_Exercise goal_: Present every line in which the string "отклонения" appears.

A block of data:
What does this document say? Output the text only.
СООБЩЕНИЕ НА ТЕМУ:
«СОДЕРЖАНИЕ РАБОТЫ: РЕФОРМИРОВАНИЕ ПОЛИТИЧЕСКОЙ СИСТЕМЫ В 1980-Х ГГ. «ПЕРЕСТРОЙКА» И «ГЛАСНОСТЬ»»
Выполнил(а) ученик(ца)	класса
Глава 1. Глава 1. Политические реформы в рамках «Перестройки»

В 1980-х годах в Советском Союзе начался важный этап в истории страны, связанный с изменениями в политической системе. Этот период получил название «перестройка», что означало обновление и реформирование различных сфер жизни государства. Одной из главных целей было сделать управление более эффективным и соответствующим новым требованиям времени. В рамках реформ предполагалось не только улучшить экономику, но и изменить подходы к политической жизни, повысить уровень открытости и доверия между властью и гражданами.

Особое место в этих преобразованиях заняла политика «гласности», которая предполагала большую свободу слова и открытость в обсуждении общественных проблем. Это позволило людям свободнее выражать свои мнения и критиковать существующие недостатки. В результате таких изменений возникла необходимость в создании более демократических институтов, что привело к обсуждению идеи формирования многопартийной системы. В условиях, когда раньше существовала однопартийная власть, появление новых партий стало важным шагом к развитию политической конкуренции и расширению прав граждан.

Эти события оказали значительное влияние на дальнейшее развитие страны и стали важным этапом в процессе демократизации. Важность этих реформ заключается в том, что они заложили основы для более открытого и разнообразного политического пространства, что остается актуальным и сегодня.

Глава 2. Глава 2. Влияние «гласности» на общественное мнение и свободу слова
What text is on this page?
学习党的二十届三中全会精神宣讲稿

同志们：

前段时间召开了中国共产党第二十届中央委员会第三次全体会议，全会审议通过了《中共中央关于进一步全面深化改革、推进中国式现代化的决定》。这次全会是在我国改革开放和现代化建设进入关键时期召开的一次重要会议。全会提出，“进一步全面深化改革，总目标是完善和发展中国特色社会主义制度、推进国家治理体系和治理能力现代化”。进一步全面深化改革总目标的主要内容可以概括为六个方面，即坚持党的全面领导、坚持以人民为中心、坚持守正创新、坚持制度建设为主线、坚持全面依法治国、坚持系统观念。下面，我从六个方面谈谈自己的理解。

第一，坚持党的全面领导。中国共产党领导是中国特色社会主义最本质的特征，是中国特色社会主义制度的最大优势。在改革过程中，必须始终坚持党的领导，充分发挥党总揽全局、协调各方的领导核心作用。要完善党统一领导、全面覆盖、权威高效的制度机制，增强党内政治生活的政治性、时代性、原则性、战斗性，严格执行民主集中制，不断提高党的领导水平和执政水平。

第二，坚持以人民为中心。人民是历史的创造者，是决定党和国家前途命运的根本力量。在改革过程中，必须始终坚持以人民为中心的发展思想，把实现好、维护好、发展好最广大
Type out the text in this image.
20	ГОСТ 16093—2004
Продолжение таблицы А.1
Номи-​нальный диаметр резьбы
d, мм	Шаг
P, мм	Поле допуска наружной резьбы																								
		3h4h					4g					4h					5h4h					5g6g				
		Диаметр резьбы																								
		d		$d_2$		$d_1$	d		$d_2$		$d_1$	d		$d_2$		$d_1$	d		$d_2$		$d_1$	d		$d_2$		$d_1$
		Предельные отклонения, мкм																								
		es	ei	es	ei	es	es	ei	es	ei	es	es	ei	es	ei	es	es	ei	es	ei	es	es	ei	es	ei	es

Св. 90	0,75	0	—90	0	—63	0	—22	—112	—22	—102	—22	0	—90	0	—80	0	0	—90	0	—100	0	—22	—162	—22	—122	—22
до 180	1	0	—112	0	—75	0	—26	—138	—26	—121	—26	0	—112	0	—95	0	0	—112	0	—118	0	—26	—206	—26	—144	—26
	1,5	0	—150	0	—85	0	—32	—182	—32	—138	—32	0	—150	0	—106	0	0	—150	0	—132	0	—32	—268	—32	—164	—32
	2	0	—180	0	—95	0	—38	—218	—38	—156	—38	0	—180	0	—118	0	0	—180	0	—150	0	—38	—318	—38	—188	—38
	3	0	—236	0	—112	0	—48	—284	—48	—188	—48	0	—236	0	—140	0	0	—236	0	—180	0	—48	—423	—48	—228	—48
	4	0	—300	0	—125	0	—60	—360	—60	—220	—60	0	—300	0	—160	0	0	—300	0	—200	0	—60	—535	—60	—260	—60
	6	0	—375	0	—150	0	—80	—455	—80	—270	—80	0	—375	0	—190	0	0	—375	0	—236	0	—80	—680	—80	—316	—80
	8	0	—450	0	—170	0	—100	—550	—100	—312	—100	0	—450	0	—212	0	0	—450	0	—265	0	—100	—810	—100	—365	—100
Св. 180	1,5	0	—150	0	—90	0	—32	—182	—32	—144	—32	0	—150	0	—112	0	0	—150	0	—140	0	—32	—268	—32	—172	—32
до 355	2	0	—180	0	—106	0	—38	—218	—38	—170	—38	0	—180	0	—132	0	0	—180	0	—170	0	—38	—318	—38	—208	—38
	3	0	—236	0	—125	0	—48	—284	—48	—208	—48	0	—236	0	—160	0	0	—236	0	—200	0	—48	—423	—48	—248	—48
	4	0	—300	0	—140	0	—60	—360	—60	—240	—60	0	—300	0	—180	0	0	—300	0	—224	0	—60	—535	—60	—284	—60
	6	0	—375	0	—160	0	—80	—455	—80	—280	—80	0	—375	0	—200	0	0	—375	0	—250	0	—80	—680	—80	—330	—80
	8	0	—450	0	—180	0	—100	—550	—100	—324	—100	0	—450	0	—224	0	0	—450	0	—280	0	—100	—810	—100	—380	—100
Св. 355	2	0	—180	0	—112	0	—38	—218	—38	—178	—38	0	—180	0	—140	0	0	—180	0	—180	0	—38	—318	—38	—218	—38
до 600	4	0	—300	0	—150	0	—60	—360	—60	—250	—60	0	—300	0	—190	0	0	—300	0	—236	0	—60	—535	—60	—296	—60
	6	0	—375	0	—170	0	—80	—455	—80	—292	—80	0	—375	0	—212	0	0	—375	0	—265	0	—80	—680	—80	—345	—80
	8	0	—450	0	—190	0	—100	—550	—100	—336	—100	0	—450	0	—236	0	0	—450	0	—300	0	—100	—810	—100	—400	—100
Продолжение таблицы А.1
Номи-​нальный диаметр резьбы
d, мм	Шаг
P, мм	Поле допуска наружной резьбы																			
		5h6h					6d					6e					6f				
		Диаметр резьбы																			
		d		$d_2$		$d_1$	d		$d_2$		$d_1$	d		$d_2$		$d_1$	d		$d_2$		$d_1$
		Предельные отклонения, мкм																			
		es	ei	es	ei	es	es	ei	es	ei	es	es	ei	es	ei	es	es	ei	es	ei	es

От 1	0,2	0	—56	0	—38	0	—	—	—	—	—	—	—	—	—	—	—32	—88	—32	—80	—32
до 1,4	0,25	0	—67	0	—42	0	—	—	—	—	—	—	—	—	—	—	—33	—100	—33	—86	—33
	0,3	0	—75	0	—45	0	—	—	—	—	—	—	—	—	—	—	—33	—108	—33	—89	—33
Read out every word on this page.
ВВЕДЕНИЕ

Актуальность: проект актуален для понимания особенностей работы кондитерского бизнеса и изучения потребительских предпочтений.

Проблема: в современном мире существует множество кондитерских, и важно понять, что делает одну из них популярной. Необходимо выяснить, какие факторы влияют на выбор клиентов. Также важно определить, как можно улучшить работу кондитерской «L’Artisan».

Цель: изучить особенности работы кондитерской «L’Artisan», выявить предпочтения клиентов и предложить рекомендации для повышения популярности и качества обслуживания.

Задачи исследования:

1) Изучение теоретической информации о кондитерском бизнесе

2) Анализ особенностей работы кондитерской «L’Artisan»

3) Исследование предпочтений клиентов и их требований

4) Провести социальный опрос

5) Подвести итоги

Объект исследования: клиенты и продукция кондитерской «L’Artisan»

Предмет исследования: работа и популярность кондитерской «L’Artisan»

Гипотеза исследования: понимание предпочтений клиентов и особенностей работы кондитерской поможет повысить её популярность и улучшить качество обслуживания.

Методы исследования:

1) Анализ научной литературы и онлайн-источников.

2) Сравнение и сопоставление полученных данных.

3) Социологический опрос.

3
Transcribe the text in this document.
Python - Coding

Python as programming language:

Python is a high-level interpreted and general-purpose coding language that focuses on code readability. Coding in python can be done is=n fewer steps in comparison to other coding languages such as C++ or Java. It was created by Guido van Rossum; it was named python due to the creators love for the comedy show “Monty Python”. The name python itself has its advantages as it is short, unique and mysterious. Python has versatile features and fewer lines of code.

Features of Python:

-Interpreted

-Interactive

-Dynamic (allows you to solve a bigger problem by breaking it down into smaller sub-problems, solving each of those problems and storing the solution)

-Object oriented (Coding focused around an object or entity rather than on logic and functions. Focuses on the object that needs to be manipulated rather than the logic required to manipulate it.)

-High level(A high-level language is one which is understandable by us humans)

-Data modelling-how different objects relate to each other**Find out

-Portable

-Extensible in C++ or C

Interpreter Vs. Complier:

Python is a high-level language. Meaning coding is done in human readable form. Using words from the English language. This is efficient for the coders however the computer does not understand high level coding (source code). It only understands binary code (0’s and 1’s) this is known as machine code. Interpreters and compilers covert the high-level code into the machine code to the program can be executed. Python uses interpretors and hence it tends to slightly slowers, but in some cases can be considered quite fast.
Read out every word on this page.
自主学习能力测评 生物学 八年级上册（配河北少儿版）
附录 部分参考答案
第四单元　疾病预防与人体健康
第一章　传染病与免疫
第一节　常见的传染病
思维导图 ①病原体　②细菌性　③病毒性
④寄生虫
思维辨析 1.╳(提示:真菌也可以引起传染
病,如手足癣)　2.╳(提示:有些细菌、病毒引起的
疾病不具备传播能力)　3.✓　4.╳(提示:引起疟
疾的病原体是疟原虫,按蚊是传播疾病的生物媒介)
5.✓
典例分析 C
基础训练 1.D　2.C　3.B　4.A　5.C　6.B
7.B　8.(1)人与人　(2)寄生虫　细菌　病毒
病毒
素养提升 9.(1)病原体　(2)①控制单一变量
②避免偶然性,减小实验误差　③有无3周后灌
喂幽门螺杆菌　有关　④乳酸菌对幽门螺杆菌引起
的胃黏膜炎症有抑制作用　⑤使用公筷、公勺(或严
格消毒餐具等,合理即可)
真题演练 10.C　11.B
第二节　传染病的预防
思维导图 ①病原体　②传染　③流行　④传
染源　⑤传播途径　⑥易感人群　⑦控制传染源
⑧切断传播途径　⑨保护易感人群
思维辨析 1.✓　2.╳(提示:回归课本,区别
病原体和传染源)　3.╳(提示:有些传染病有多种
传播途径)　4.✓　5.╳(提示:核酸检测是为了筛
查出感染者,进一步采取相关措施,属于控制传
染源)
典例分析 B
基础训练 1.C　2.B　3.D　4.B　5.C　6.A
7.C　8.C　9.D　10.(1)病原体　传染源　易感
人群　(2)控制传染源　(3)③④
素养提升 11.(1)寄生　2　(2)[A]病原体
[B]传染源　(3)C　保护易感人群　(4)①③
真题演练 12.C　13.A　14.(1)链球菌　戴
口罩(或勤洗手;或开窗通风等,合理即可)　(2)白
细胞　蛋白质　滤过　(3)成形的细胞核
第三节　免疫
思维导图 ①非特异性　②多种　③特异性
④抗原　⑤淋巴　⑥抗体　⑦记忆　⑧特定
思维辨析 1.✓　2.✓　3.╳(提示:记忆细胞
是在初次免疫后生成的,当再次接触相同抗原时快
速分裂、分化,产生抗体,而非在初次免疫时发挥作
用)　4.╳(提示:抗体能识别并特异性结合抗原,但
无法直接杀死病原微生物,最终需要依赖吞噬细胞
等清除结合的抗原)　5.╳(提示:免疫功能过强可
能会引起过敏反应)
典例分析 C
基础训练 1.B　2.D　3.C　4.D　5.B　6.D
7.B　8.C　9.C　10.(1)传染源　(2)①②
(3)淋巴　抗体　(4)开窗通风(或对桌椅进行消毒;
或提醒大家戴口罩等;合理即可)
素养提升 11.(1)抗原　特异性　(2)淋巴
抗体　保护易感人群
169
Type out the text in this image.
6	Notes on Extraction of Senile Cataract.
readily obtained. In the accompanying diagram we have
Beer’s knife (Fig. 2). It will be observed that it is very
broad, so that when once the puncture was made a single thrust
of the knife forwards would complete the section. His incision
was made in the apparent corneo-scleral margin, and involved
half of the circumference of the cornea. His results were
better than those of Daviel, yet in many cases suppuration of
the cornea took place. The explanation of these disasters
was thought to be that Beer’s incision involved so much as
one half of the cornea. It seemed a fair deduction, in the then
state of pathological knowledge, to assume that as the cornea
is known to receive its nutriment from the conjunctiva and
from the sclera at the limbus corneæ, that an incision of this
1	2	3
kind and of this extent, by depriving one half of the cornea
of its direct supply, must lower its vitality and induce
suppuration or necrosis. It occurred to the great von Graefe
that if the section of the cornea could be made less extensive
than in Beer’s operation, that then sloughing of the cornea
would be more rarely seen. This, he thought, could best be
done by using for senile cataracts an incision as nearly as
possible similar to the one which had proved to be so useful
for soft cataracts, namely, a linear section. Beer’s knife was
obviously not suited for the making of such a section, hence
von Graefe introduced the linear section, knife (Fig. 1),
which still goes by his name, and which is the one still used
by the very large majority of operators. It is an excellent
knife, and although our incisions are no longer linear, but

_Response_:
		Предельные отклонения, мкм																								
		Предельные отклонения, мкм																			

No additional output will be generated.